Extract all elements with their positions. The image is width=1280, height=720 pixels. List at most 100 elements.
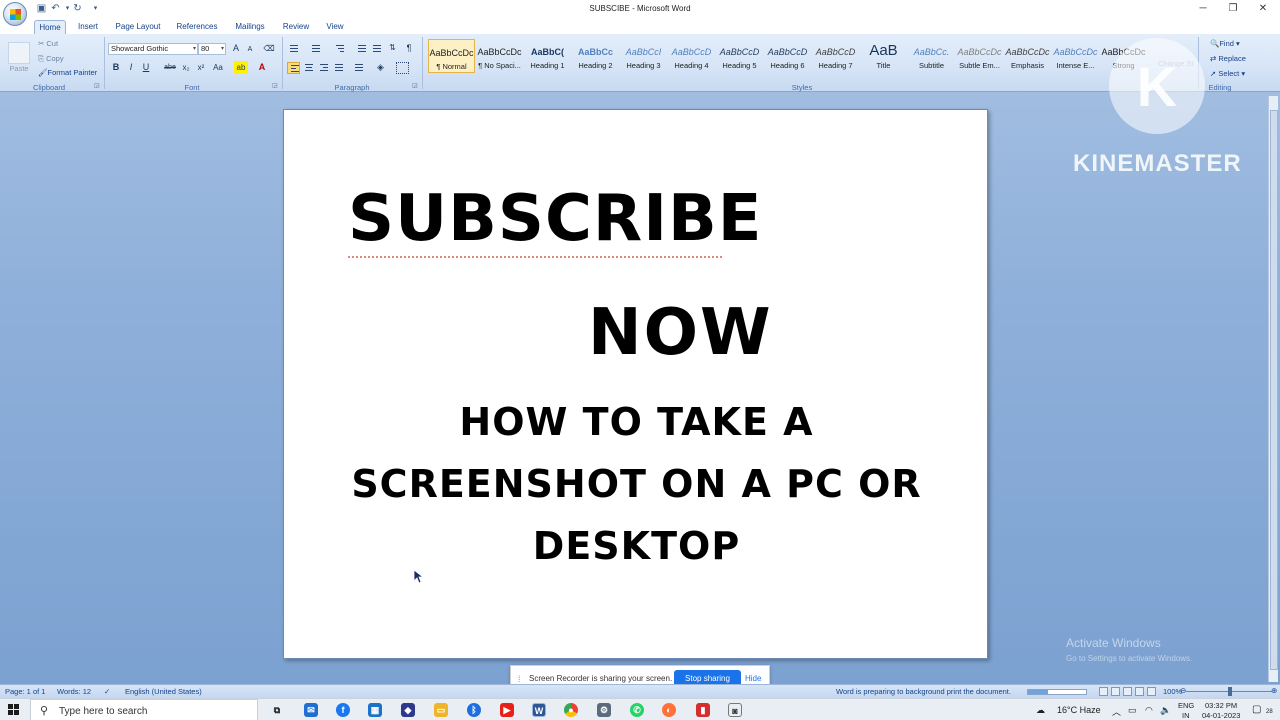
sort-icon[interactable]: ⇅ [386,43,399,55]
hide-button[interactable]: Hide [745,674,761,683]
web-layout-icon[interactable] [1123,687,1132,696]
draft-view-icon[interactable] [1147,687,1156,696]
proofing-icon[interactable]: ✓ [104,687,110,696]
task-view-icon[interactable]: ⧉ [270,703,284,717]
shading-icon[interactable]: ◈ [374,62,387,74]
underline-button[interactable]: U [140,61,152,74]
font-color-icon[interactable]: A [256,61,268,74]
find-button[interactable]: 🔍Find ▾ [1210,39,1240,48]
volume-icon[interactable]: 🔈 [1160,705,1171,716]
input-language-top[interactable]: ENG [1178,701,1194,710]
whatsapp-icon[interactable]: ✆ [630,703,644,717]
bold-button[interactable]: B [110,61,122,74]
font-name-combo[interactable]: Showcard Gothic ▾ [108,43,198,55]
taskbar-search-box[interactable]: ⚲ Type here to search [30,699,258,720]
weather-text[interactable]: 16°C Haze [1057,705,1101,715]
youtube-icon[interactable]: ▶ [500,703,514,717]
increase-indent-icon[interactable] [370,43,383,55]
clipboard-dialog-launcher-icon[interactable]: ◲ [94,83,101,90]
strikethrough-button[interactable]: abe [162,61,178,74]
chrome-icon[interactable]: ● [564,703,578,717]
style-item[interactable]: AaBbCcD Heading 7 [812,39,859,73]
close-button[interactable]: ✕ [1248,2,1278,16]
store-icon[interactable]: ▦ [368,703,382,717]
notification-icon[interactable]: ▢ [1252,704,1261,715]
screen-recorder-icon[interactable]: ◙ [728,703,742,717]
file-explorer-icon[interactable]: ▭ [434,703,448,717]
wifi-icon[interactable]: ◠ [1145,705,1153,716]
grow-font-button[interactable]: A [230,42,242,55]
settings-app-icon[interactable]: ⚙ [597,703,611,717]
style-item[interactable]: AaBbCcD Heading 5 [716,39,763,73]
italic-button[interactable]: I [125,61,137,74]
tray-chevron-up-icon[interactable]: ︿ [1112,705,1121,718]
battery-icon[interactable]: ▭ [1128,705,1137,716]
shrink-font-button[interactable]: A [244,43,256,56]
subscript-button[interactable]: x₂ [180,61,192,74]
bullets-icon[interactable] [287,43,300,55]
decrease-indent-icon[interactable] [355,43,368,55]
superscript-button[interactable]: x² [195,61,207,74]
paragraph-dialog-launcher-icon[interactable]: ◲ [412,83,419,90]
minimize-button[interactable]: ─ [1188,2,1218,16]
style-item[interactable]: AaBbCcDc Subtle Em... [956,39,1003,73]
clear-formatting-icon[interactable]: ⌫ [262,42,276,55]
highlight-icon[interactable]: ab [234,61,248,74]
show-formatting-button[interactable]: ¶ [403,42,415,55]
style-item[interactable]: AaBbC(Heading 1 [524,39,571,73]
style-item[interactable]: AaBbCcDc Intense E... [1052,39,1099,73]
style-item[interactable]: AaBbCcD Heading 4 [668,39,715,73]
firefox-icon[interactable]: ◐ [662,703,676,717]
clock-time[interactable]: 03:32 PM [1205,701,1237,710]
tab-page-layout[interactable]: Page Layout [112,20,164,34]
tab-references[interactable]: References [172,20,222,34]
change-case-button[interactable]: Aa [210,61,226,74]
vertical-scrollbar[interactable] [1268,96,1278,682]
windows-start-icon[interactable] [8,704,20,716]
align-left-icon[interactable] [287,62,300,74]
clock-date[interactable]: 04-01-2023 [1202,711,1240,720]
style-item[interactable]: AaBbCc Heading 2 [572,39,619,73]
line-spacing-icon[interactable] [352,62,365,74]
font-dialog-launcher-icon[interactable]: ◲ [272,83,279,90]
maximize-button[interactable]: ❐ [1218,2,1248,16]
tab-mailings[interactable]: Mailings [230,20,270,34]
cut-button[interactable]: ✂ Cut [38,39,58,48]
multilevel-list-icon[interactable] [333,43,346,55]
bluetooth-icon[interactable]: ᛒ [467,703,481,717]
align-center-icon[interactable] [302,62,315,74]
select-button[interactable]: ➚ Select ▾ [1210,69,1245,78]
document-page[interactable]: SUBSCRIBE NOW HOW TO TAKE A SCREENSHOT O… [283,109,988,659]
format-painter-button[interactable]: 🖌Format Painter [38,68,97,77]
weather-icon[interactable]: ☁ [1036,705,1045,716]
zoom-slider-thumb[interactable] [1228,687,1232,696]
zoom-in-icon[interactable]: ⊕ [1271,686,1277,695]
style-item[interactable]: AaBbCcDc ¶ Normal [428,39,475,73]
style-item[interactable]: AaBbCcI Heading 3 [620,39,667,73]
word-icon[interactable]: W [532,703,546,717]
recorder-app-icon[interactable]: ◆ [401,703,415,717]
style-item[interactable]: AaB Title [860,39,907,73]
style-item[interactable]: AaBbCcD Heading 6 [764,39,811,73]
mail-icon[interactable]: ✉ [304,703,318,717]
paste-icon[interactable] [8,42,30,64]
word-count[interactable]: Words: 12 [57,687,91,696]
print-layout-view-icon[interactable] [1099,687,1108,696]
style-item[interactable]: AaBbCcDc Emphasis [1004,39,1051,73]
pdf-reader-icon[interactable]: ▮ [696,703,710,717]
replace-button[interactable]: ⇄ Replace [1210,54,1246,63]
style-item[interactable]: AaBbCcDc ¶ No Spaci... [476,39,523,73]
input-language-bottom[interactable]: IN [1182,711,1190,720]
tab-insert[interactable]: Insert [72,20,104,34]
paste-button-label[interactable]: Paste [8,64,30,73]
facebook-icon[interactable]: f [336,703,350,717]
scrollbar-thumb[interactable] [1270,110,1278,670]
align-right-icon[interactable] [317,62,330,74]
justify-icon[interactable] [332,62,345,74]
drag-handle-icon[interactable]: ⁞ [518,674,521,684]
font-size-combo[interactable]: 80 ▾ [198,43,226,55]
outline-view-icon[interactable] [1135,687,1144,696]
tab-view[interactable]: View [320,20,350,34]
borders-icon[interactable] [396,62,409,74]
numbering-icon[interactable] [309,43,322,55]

━━━━━━━━━━━━━━━━━━━━

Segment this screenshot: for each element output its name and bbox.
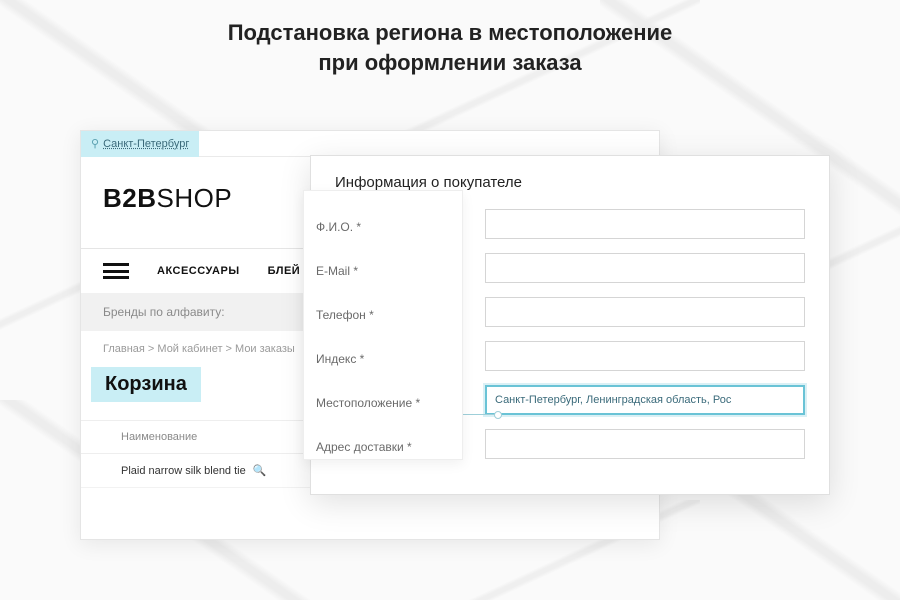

━━━━━━━━━━━━━━━━━━━━

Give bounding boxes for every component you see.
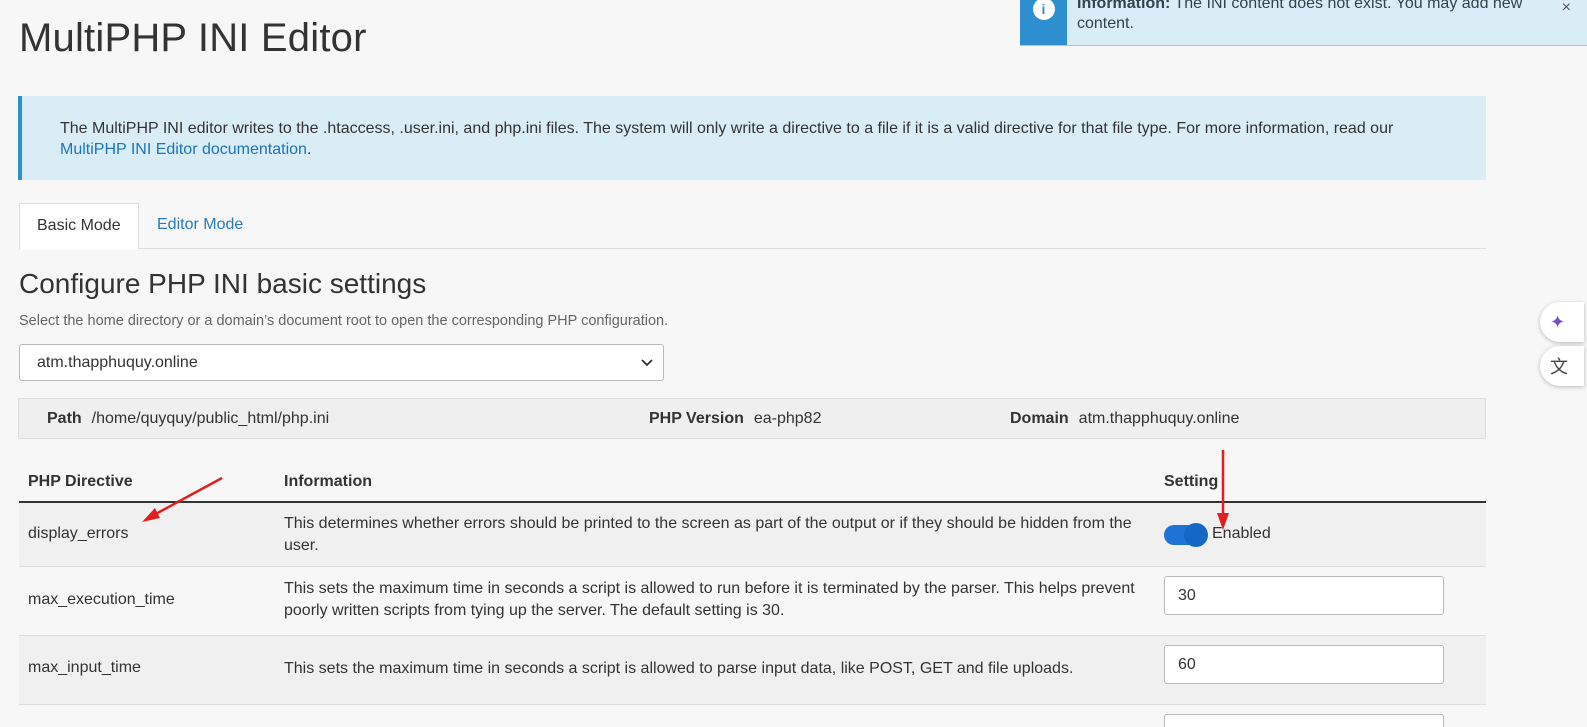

━━━━━━━━━━━━━━━━━━━━

**TO BE DONE**
Retype the rows from the line with "Extract all elements" up to and including the line with "find-button[interactable]: 🔍Find ▾", leaving out the picture.

**EXERCISE ANSWER**
Extract all elements with their positions. The image is width=1280, height=720 pixels. List at most 100 elements.
sort-icon[interactable]: ⇅ [386,43,399,55]
hide-button[interactable]: Hide [745,674,761,683]
web-layout-icon[interactable] [1123,687,1132,696]
draft-view-icon[interactable] [1147,687,1156,696]
proofing-icon[interactable]: ✓ [104,687,110,696]
task-view-icon[interactable]: ⧉ [270,703,284,717]
shading-icon[interactable]: ◈ [374,62,387,74]
underline-button[interactable]: U [140,61,152,74]
font-color-icon[interactable]: A [256,61,268,74]
find-button[interactable]: 🔍Find ▾ [1210,39,1240,48]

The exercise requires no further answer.